> _Directions for this task_: Copy every line from the records below that holds the word "dalam".

> _Source records_:
###
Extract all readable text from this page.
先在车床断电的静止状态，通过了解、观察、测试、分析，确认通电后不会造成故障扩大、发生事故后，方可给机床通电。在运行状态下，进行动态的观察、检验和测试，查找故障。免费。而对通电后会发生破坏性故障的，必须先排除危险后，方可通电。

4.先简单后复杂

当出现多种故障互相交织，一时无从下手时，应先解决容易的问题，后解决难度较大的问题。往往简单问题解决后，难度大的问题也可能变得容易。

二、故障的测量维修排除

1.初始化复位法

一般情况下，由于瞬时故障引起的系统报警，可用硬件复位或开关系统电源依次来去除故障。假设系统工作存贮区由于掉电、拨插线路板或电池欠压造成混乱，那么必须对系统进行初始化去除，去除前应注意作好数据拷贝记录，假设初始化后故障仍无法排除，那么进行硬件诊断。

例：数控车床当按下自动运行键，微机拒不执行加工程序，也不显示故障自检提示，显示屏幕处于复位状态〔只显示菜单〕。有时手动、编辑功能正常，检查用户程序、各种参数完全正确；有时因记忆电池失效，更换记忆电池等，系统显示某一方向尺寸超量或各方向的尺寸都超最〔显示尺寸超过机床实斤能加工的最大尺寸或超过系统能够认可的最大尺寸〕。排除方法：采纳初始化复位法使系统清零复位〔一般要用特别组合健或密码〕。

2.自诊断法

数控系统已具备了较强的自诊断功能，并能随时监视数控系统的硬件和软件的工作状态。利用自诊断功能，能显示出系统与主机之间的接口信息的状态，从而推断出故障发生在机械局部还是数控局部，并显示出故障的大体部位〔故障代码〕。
###
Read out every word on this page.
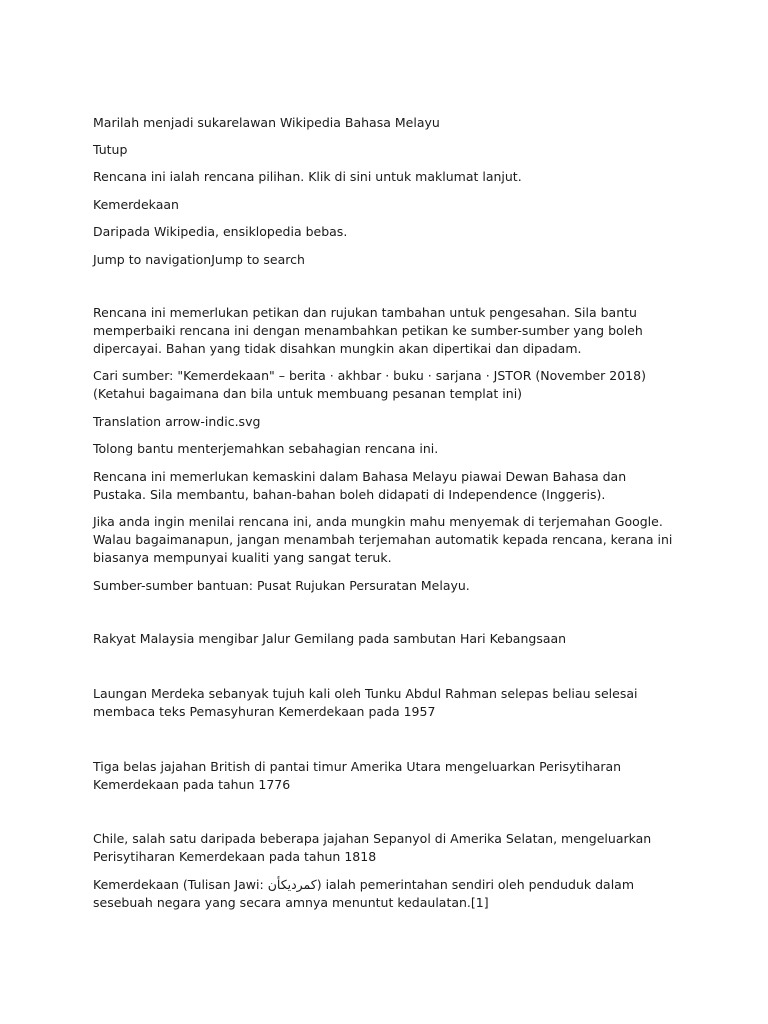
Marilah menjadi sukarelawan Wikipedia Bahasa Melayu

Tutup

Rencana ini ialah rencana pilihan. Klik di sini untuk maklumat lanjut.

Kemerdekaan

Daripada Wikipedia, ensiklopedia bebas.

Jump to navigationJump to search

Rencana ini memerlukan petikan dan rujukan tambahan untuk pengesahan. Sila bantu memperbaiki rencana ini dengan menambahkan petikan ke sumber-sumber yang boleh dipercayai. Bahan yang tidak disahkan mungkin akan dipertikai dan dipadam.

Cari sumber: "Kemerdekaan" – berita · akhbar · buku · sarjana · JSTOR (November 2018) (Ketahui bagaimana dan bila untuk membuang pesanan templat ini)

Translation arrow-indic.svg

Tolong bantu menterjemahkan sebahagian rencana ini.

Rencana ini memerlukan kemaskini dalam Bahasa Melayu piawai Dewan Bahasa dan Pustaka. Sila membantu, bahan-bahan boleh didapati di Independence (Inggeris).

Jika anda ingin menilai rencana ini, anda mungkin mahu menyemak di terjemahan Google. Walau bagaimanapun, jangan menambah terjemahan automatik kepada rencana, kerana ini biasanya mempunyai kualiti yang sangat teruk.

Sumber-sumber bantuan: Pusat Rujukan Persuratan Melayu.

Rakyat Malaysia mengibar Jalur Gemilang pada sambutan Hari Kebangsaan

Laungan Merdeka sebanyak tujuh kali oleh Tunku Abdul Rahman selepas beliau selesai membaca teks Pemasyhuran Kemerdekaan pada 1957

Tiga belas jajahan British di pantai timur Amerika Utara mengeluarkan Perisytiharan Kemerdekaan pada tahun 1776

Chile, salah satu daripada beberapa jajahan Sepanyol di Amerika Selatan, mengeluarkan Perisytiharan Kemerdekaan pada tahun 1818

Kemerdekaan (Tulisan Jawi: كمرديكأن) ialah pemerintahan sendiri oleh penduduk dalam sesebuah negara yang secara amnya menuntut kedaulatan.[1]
###
> _Solution to this exercise_:
Rencana ini memerlukan kemaskini dalam Bahasa Melayu piawai Dewan Bahasa dan Pustaka. Sila membantu, bahan-bahan boleh didapati di Independence (Inggeris).
Kemerdekaan (Tulisan Jawi: كمرديكأن) ialah pemerintahan sendiri oleh penduduk dalam sesebuah negara yang secara amnya menuntut kedaulatan.[1]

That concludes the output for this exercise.